> _WRITTEN INSTRUCTION_: Copy out all the lines in the records that include the word "document".

+ + +

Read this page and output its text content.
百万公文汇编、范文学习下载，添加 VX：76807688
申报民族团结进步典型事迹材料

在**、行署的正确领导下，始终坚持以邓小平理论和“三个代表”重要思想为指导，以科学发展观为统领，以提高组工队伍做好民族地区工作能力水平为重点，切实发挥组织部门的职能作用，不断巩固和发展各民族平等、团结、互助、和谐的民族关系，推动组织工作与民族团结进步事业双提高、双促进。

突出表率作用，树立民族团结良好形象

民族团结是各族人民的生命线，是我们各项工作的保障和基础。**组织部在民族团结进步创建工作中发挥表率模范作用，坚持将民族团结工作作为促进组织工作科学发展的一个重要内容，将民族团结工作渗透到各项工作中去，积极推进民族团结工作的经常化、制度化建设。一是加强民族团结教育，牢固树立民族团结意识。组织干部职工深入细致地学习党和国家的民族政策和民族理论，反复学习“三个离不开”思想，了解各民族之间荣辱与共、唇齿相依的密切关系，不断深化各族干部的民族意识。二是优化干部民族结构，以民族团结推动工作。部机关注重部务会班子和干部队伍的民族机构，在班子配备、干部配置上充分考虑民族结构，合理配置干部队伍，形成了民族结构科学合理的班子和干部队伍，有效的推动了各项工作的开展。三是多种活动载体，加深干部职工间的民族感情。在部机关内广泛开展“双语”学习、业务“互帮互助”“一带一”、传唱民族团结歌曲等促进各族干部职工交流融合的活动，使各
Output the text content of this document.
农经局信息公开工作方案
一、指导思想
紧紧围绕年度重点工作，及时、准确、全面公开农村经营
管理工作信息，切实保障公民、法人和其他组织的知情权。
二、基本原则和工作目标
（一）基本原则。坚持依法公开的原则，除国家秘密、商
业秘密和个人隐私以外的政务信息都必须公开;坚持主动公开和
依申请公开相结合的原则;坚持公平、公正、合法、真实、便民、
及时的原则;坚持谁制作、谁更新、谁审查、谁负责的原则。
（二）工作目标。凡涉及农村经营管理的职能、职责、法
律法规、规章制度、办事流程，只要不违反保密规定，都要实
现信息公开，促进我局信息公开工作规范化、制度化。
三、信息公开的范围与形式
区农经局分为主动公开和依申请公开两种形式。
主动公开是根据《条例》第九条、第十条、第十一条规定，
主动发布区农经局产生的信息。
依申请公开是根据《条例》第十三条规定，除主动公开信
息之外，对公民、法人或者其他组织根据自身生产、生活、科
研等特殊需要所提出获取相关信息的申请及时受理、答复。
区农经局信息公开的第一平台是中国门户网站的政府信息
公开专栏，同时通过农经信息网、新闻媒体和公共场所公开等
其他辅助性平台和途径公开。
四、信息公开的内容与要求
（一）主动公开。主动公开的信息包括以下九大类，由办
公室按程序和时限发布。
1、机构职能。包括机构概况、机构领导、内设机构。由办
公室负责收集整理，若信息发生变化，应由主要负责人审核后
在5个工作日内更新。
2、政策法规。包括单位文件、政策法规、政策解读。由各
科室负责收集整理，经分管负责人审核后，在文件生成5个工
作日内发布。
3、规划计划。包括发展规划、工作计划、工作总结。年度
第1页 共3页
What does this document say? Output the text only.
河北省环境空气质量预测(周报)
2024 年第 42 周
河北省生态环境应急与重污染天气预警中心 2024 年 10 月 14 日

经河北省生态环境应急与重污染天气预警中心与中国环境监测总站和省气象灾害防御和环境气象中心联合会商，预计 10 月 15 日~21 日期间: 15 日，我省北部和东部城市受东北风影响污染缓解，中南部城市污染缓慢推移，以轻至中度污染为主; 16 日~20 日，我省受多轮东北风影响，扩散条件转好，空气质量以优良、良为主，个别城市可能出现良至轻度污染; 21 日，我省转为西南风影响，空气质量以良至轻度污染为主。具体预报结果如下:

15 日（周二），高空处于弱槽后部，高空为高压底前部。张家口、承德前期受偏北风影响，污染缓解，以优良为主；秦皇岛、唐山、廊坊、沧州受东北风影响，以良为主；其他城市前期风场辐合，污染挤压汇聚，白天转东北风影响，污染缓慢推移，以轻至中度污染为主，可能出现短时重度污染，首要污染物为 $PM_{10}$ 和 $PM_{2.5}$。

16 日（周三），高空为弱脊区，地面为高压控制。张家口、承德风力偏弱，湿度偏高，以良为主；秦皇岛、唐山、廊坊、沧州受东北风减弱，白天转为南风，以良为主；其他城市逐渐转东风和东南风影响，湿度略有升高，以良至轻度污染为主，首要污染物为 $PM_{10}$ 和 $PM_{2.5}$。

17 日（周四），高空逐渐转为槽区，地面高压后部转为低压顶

+ + +

> _EXERCISE RESULT_:
Output the text content of this document.
What does this document say? Output the text only.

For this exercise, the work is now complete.